## DATA SECTION
--------------------------------------------------

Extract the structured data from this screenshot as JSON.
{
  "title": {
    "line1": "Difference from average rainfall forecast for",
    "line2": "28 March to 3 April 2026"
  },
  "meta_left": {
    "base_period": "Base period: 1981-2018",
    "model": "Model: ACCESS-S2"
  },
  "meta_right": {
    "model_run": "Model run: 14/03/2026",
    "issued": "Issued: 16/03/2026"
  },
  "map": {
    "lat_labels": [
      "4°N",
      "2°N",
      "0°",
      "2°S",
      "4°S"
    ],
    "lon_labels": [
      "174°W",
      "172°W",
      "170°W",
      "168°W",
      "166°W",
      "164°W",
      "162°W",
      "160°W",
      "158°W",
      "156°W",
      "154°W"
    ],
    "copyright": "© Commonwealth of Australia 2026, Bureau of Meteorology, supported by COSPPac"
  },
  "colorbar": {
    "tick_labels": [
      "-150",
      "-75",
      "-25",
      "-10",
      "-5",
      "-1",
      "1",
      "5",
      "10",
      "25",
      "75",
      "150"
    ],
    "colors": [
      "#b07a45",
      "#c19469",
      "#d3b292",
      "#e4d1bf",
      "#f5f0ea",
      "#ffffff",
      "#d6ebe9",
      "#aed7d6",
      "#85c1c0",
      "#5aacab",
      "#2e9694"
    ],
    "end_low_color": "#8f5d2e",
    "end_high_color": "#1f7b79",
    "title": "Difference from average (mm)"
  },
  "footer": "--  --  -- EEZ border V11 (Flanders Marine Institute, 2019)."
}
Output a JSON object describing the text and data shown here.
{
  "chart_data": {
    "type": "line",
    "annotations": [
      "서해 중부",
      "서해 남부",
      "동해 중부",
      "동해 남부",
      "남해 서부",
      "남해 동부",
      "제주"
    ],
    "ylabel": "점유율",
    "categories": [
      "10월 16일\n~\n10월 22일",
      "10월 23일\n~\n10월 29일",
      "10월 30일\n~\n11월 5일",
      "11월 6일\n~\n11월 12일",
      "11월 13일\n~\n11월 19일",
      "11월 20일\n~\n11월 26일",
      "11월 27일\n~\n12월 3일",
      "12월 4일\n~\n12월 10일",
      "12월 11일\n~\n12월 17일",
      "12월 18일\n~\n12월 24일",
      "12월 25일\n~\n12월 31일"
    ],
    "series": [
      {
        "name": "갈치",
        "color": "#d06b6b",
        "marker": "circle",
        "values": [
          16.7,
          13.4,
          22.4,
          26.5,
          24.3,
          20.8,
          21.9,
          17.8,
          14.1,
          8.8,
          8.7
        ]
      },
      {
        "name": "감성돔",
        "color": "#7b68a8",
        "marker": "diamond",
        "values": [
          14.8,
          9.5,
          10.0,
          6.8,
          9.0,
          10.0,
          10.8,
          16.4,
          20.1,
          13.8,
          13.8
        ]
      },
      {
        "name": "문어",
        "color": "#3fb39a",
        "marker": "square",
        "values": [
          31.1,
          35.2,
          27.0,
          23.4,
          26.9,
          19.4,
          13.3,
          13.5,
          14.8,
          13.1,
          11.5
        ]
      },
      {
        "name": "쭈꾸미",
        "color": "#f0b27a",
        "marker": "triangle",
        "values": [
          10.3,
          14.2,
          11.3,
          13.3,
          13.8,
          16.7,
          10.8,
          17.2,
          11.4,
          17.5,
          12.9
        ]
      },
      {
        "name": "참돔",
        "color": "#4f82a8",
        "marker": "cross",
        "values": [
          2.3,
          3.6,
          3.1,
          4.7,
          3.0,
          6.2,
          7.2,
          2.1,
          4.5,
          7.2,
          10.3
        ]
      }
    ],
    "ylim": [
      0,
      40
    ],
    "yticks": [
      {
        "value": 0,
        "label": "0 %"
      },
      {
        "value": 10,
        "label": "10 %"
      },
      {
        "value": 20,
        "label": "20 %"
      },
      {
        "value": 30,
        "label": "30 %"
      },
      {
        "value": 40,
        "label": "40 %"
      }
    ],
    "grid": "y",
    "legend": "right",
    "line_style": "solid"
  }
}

--------------------------------------------------

## WRITTEN TASK
Show every line in the records above that contains the word "average".

## ANSWER FOR THE TASK
    "line1": "Difference from average rainfall forecast for",
    "title": "Difference from average (mm)"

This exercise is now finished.